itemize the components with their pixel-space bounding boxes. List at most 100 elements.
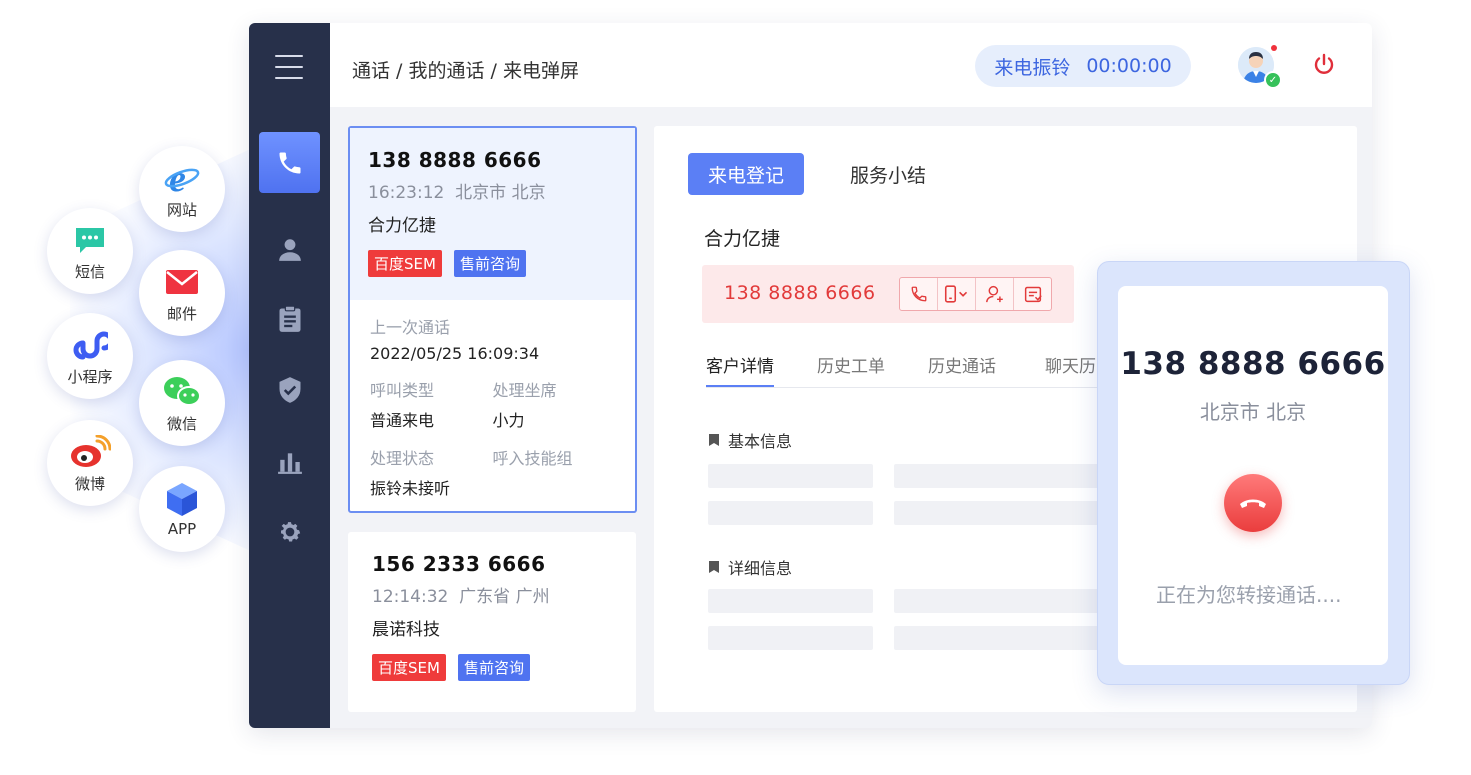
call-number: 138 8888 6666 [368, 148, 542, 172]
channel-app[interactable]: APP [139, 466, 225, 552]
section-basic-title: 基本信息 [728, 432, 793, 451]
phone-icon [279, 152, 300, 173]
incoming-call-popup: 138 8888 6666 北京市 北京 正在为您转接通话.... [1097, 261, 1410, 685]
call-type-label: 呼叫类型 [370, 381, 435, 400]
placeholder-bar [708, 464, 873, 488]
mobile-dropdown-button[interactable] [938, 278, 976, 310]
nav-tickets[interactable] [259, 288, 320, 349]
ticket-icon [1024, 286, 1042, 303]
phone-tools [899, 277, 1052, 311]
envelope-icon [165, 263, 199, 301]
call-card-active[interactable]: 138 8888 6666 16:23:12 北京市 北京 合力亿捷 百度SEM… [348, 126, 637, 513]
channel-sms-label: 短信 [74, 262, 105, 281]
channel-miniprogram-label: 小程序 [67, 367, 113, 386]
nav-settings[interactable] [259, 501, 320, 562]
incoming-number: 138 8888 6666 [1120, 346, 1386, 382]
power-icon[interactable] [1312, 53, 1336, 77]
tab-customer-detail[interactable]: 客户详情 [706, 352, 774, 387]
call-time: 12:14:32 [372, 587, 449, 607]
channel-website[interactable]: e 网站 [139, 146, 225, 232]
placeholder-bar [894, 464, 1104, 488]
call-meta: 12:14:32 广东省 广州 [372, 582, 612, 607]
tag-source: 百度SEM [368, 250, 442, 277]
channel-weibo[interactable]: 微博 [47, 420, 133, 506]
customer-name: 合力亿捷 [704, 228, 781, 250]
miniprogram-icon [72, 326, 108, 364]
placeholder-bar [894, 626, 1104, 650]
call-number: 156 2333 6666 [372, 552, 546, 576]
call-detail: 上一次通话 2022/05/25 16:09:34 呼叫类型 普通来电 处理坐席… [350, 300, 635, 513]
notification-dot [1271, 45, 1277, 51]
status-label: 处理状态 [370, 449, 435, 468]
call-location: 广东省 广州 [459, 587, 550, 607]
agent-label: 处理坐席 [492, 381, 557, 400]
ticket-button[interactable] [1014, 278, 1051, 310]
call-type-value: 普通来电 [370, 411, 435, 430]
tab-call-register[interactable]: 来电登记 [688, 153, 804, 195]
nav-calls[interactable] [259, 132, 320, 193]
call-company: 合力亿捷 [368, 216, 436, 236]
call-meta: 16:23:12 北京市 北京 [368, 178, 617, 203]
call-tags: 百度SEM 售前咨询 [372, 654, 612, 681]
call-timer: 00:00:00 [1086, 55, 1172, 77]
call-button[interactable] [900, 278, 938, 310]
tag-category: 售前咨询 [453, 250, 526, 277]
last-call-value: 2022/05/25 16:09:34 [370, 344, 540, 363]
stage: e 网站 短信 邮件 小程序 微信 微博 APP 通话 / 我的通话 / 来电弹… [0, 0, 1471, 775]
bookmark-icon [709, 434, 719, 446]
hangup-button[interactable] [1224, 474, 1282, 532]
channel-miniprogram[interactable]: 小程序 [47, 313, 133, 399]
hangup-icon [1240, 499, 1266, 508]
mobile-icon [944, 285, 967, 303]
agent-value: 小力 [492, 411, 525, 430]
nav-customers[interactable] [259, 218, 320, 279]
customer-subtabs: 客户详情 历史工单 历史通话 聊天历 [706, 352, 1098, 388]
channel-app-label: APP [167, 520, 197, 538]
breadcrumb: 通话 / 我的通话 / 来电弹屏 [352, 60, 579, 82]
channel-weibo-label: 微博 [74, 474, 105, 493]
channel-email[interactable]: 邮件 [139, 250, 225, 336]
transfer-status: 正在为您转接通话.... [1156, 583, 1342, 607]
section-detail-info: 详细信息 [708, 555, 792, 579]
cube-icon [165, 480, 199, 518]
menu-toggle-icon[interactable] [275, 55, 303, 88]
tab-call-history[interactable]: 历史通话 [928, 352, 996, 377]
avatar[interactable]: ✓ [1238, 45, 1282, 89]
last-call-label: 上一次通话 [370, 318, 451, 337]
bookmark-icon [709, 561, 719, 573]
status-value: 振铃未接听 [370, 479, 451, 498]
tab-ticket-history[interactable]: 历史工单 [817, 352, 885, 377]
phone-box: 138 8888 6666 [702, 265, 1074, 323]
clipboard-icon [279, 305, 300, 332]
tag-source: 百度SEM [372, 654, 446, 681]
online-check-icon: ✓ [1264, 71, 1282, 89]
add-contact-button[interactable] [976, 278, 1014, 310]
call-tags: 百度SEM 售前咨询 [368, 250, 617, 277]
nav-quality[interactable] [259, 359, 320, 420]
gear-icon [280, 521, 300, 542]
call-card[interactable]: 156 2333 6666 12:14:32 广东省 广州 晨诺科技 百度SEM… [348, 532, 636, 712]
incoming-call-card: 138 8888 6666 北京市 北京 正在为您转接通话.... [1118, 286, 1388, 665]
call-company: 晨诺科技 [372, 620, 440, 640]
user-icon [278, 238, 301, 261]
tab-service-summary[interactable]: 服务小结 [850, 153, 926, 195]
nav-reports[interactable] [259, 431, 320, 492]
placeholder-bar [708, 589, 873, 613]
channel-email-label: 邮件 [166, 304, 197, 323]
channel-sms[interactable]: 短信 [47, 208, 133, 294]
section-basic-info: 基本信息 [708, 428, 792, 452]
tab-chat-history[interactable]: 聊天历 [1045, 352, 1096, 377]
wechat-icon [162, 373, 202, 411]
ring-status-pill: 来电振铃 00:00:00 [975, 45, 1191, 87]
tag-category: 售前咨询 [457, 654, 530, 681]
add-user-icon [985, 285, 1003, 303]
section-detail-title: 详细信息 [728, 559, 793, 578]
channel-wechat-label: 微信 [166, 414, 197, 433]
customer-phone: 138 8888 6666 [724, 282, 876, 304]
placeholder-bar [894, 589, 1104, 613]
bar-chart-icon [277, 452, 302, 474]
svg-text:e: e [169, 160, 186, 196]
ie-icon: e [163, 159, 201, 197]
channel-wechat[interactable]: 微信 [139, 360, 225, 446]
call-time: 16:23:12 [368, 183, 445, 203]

_ _ _ _ _ _ _

TASK TO CARRY OUT
Rewrite all the items above with every "placeholder-bar" changed to "input-field" and nothing else altered. Leave the pictures out.

EXERCISE RESPONSE
itemize the components with their pixel-space bounding boxes. List at most 100 elements.
call-number: 138 8888 6666 [368, 148, 542, 172]
channel-app[interactable]: APP [139, 466, 225, 552]
section-basic-title: 基本信息 [728, 432, 793, 451]
phone-icon [279, 152, 300, 173]
incoming-call-popup: 138 8888 6666 北京市 北京 正在为您转接通话.... [1097, 261, 1410, 685]
call-type-label: 呼叫类型 [370, 381, 435, 400]
input-field [708, 464, 873, 488]
mobile-dropdown-button[interactable] [938, 278, 976, 310]
nav-tickets[interactable] [259, 288, 320, 349]
ticket-icon [1024, 286, 1042, 303]
phone-tools [899, 277, 1052, 311]
envelope-icon [165, 263, 199, 301]
call-card-active[interactable]: 138 8888 6666 16:23:12 北京市 北京 合力亿捷 百度SEM… [348, 126, 637, 513]
channel-sms-label: 短信 [74, 262, 105, 281]
channel-miniprogram-label: 小程序 [67, 367, 113, 386]
nav-settings[interactable] [259, 501, 320, 562]
incoming-number: 138 8888 6666 [1120, 346, 1386, 382]
power-icon[interactable] [1312, 53, 1336, 77]
tab-customer-detail[interactable]: 客户详情 [706, 352, 774, 387]
call-time: 12:14:32 [372, 587, 449, 607]
channel-website[interactable]: e 网站 [139, 146, 225, 232]
input-field [894, 464, 1104, 488]
call-meta: 12:14:32 广东省 广州 [372, 582, 612, 607]
tag-source: 百度SEM [368, 250, 442, 277]
channel-weibo[interactable]: 微博 [47, 420, 133, 506]
customer-name: 合力亿捷 [704, 228, 781, 250]
miniprogram-icon [72, 326, 108, 364]
input-field [894, 626, 1104, 650]
call-number: 156 2333 6666 [372, 552, 546, 576]
call-detail: 上一次通话 2022/05/25 16:09:34 呼叫类型 普通来电 处理坐席… [350, 300, 635, 513]
notification-dot [1271, 45, 1277, 51]
status-label: 处理状态 [370, 449, 435, 468]
call-location: 广东省 广州 [459, 587, 550, 607]
agent-label: 处理坐席 [492, 381, 557, 400]
ticket-button[interactable] [1014, 278, 1051, 310]
call-type-value: 普通来电 [370, 411, 435, 430]
tab-call-register[interactable]: 来电登记 [688, 153, 804, 195]
nav-calls[interactable] [259, 132, 320, 193]
call-company: 合力亿捷 [368, 216, 436, 236]
call-meta: 16:23:12 北京市 北京 [368, 178, 617, 203]
call-tags: 百度SEM 售前咨询 [372, 654, 612, 681]
call-timer: 00:00:00 [1086, 55, 1172, 77]
call-button[interactable] [900, 278, 938, 310]
tag-category: 售前咨询 [453, 250, 526, 277]
last-call-value: 2022/05/25 16:09:34 [370, 344, 540, 363]
stage: e 网站 短信 邮件 小程序 微信 微博 APP 通话 / 我的通话 / 来电弹… [0, 0, 1471, 775]
bookmark-icon [709, 434, 719, 446]
hangup-button[interactable] [1224, 474, 1282, 532]
channel-miniprogram[interactable]: 小程序 [47, 313, 133, 399]
hangup-icon [1240, 499, 1266, 508]
mobile-icon [944, 285, 967, 303]
agent-value: 小力 [492, 411, 525, 430]
nav-customers[interactable] [259, 218, 320, 279]
customer-subtabs: 客户详情 历史工单 历史通话 聊天历 [706, 352, 1098, 388]
channel-app-label: APP [167, 520, 197, 538]
breadcrumb: 通话 / 我的通话 / 来电弹屏 [352, 60, 579, 82]
channel-weibo-label: 微博 [74, 474, 105, 493]
channel-email[interactable]: 邮件 [139, 250, 225, 336]
transfer-status: 正在为您转接通话.... [1156, 583, 1342, 607]
section-detail-info: 详细信息 [708, 555, 792, 579]
cube-icon [165, 480, 199, 518]
menu-toggle-icon[interactable] [275, 55, 303, 88]
tab-call-history[interactable]: 历史通话 [928, 352, 996, 377]
avatar[interactable]: ✓ [1238, 45, 1282, 89]
last-call-label: 上一次通话 [370, 318, 451, 337]
bookmark-icon [709, 561, 719, 573]
status-value: 振铃未接听 [370, 479, 451, 498]
tab-ticket-history[interactable]: 历史工单 [817, 352, 885, 377]
phone-box: 138 8888 6666 [702, 265, 1074, 323]
clipboard-icon [279, 305, 300, 332]
tag-source: 百度SEM [372, 654, 446, 681]
online-check-icon: ✓ [1264, 71, 1282, 89]
add-contact-button[interactable] [976, 278, 1014, 310]
call-tags: 百度SEM 售前咨询 [368, 250, 617, 277]
nav-quality[interactable] [259, 359, 320, 420]
gear-icon [280, 521, 300, 542]
call-card[interactable]: 156 2333 6666 12:14:32 广东省 广州 晨诺科技 百度SEM… [348, 532, 636, 712]
incoming-call-card: 138 8888 6666 北京市 北京 正在为您转接通话.... [1118, 286, 1388, 665]
call-company: 晨诺科技 [372, 620, 440, 640]
user-icon [278, 238, 301, 261]
tab-service-summary[interactable]: 服务小结 [850, 153, 926, 195]
nav-reports[interactable] [259, 431, 320, 492]
input-field [708, 589, 873, 613]
channel-email-label: 邮件 [166, 304, 197, 323]
channel-sms[interactable]: 短信 [47, 208, 133, 294]
section-basic-info: 基本信息 [708, 428, 792, 452]
tab-chat-history[interactable]: 聊天历 [1045, 352, 1096, 377]
wechat-icon [162, 373, 202, 411]
ring-status-pill: 来电振铃 00:00:00 [975, 45, 1191, 87]
tag-category: 售前咨询 [457, 654, 530, 681]
add-user-icon [985, 285, 1003, 303]
section-detail-title: 详细信息 [728, 559, 793, 578]
channel-wechat-label: 微信 [166, 414, 197, 433]
customer-phone: 138 8888 6666 [724, 282, 876, 304]
input-field [894, 589, 1104, 613]
bar-chart-icon [277, 452, 302, 474]
svg-text:e: e [169, 160, 186, 196]
ie-icon: e [163, 159, 201, 197]
channel-wechat[interactable]: 微信 [139, 360, 225, 446]
call-time: 16:23:12 [368, 183, 445, 203]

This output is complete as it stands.